-- Written exercise --
Put every entry below into a Markdown table with two columns: Row, for a running row number, and Line, for the entry's text. Leave out blank lines.

----

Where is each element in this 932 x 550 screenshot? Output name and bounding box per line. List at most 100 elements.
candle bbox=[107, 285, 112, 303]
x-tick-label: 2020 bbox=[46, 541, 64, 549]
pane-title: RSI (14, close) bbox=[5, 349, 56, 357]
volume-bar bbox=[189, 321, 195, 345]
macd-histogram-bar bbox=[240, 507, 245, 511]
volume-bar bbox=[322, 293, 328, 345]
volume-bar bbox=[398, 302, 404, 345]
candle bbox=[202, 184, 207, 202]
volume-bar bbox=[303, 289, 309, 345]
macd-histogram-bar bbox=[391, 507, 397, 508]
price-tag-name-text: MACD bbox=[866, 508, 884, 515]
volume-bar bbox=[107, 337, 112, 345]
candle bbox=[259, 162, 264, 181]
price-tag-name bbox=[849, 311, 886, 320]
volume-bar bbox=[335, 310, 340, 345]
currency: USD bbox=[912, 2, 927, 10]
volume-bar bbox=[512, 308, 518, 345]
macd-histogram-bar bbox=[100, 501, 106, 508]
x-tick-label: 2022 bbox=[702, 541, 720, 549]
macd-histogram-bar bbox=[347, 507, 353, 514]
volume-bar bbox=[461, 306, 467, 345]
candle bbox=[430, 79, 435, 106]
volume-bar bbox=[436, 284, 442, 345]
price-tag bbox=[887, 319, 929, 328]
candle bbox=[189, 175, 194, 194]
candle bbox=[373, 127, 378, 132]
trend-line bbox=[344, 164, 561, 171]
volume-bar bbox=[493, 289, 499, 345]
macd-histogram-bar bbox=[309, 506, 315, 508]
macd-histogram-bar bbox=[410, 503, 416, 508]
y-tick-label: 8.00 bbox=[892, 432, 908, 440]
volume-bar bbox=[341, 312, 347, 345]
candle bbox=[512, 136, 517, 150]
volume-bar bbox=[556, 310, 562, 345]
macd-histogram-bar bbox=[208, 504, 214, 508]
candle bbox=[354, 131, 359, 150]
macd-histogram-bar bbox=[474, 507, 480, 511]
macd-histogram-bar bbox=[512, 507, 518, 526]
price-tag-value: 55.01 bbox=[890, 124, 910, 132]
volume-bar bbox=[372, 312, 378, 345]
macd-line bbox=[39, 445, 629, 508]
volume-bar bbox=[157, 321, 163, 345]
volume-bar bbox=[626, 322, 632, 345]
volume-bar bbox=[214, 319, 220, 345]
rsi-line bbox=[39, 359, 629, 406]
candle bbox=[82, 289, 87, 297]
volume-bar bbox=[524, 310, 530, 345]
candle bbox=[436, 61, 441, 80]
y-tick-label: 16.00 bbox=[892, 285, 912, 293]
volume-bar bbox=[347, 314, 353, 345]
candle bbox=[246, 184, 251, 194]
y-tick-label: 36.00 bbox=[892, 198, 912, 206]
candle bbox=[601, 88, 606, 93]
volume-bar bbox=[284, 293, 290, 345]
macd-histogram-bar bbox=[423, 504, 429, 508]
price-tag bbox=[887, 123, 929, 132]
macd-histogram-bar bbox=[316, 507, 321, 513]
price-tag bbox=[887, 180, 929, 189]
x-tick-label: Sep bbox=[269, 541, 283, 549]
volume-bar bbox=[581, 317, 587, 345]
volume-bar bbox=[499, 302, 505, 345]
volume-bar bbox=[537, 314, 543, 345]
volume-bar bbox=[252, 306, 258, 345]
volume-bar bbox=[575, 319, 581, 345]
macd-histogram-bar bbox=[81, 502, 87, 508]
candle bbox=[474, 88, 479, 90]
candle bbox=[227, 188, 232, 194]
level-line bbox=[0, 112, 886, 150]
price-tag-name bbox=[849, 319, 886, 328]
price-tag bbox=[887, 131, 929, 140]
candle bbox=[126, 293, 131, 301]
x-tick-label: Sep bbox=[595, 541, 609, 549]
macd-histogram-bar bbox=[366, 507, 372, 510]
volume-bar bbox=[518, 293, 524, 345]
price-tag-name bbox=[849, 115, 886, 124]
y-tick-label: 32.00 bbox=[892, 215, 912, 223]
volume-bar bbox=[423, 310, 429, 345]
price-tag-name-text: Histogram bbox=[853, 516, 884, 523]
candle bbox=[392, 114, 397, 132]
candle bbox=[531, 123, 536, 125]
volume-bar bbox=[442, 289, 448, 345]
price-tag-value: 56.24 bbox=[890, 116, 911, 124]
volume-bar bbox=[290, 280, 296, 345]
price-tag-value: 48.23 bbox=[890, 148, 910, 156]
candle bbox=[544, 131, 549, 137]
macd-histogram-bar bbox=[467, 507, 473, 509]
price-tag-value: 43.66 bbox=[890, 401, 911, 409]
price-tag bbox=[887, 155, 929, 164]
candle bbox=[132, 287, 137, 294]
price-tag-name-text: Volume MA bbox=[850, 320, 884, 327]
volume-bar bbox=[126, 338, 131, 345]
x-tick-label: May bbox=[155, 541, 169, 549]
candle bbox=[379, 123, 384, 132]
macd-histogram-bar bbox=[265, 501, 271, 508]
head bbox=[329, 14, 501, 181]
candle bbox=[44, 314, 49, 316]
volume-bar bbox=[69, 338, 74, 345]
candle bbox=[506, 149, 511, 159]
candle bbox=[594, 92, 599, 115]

----

-- Answer to the problem --
| Row | Line |
|---|---|
| 1 | Where is each element in this 932 x 550 screenshot? Output name and bounding box per line. List at most 100 elements. |
| 2 | candle bbox=[107, 285, 112, 303] |
| 3 | x-tick-label: 2020 bbox=[46, 541, 64, 549] |
| 4 | pane-title: RSI (14, close) bbox=[5, 349, 56, 357] |
| 5 | volume-bar bbox=[189, 321, 195, 345] |
| 6 | macd-histogram-bar bbox=[240, 507, 245, 511] |
| 7 | volume-bar bbox=[322, 293, 328, 345] |
| 8 | volume-bar bbox=[398, 302, 404, 345] |
| 9 | candle bbox=[202, 184, 207, 202] |
| 10 | volume-bar bbox=[303, 289, 309, 345] |
| 11 | macd-histogram-bar bbox=[391, 507, 397, 508] |
| 12 | price-tag-name-text: MACD bbox=[866, 508, 884, 515] |
| 13 | volume-bar bbox=[107, 337, 112, 345] |
| 14 | candle bbox=[259, 162, 264, 181] |
| 15 | price-tag-name bbox=[849, 311, 886, 320] |
| 16 | volume-bar bbox=[335, 310, 340, 345] |
| 17 | currency: USD bbox=[912, 2, 927, 10] |
| 18 | volume-bar bbox=[512, 308, 518, 345] |
| 19 | macd-histogram-bar bbox=[100, 501, 106, 508] |
| 20 | x-tick-label: 2022 bbox=[702, 541, 720, 549] |
| 21 | macd-histogram-bar bbox=[347, 507, 353, 514] |
| 22 | volume-bar bbox=[461, 306, 467, 345] |
| 23 | candle bbox=[430, 79, 435, 106] |
| 24 | volume-bar bbox=[436, 284, 442, 345] |
| 25 | price-tag bbox=[887, 319, 929, 328] |
| 26 | candle bbox=[189, 175, 194, 194] |
| 27 | candle bbox=[373, 127, 378, 132] |
| 28 | trend-line bbox=[344, 164, 561, 171] |
| 29 | volume-bar bbox=[493, 289, 499, 345] |
| 30 | macd-histogram-bar bbox=[309, 506, 315, 508] |
| 31 | macd-histogram-bar bbox=[410, 503, 416, 508] |
| 32 | y-tick-label: 8.00 bbox=[892, 432, 908, 440] |
| 33 | volume-bar bbox=[341, 312, 347, 345] |
| 34 | candle bbox=[512, 136, 517, 150] |
| 35 | volume-bar bbox=[556, 310, 562, 345] |
| 36 | macd-histogram-bar bbox=[208, 504, 214, 508] |
| 37 | candle bbox=[354, 131, 359, 150] |
| 38 | macd-histogram-bar bbox=[474, 507, 480, 511] |
| 39 | macd-histogram-bar bbox=[512, 507, 518, 526] |
| 40 | price-tag-value: 55.01 bbox=[890, 124, 910, 132] |
| 41 | volume-bar bbox=[372, 312, 378, 345] |
| 42 | macd-line bbox=[39, 445, 629, 508] |
| 43 | volume-bar bbox=[157, 321, 163, 345] |
| 44 | volume-bar bbox=[626, 322, 632, 345] |
| 45 | volume-bar bbox=[214, 319, 220, 345] |
| 46 | rsi-line bbox=[39, 359, 629, 406] |
| 47 | candle bbox=[82, 289, 87, 297] |
| 48 | volume-bar bbox=[524, 310, 530, 345] |
| 49 | candle bbox=[436, 61, 441, 80] |
| 50 | y-tick-label: 16.00 bbox=[892, 285, 912, 293] |
| 51 | volume-bar bbox=[347, 314, 353, 345] |
| 52 | candle bbox=[246, 184, 251, 194] |
| 53 | y-tick-label: 36.00 bbox=[892, 198, 912, 206] |
| 54 | candle bbox=[601, 88, 606, 93] |
| 55 | volume-bar bbox=[284, 293, 290, 345] |
| 56 | macd-histogram-bar bbox=[423, 504, 429, 508] |
| 57 | price-tag bbox=[887, 123, 929, 132] |
| 58 | macd-histogram-bar bbox=[316, 507, 321, 513] |
| 59 | price-tag bbox=[887, 180, 929, 189] |
| 60 | x-tick-label: Sep bbox=[269, 541, 283, 549] |
| 61 | volume-bar bbox=[581, 317, 587, 345] |
| 62 | volume-bar bbox=[499, 302, 505, 345] |
| 63 | volume-bar bbox=[537, 314, 543, 345] |
| 64 | volume-bar bbox=[252, 306, 258, 345] |
| 65 | volume-bar bbox=[575, 319, 581, 345] |
| 66 | macd-histogram-bar bbox=[81, 502, 87, 508] |
| 67 | candle bbox=[474, 88, 479, 90] |
| 68 | candle bbox=[227, 188, 232, 194] |
| 69 | level-line bbox=[0, 112, 886, 150] |
| 70 | price-tag-name bbox=[849, 319, 886, 328] |
| 71 | price-tag bbox=[887, 131, 929, 140] |
| 72 | candle bbox=[126, 293, 131, 301] |
| 73 | x-tick-label: Sep bbox=[595, 541, 609, 549] |
| 74 | macd-histogram-bar bbox=[366, 507, 372, 510] |
| 75 | volume-bar bbox=[518, 293, 524, 345] |
| 76 | price-tag-name bbox=[849, 115, 886, 124] |
| 77 | y-tick-label: 32.00 bbox=[892, 215, 912, 223] |
| 78 | volume-bar bbox=[423, 310, 429, 345] |
| 79 | price-tag-name-text: Histogram bbox=[853, 516, 884, 523] |
| 80 | candle bbox=[392, 114, 397, 132] |
| 81 | candle bbox=[531, 123, 536, 125] |
| 82 | volume-bar bbox=[442, 289, 448, 345] |
| 83 | price-tag-value: 56.24 bbox=[890, 116, 911, 124] |
| 84 | volume-bar bbox=[290, 280, 296, 345] |
| 85 | price-tag-value: 48.23 bbox=[890, 148, 910, 156] |
| 86 | candle bbox=[544, 131, 549, 137] |
| 87 | macd-histogram-bar bbox=[467, 507, 473, 509] |
| 88 | price-tag-value: 43.66 bbox=[890, 401, 911, 409] |
| 89 | price-tag bbox=[887, 155, 929, 164] |
| 90 | candle bbox=[132, 287, 137, 294] |
| 91 | price-tag-name-text: Volume MA bbox=[850, 320, 884, 327] |
| 92 | volume-bar bbox=[126, 338, 131, 345] |
| 93 | x-tick-label: May bbox=[155, 541, 169, 549] |
| 94 | candle bbox=[379, 123, 384, 132] |
| 95 | macd-histogram-bar bbox=[265, 501, 271, 508] |
| 96 | head bbox=[329, 14, 501, 181] |
| 97 | candle bbox=[44, 314, 49, 316] |
| 98 | volume-bar bbox=[69, 338, 74, 345] |
| 99 | candle bbox=[506, 149, 511, 159] |
| 100 | candle bbox=[594, 92, 599, 115] |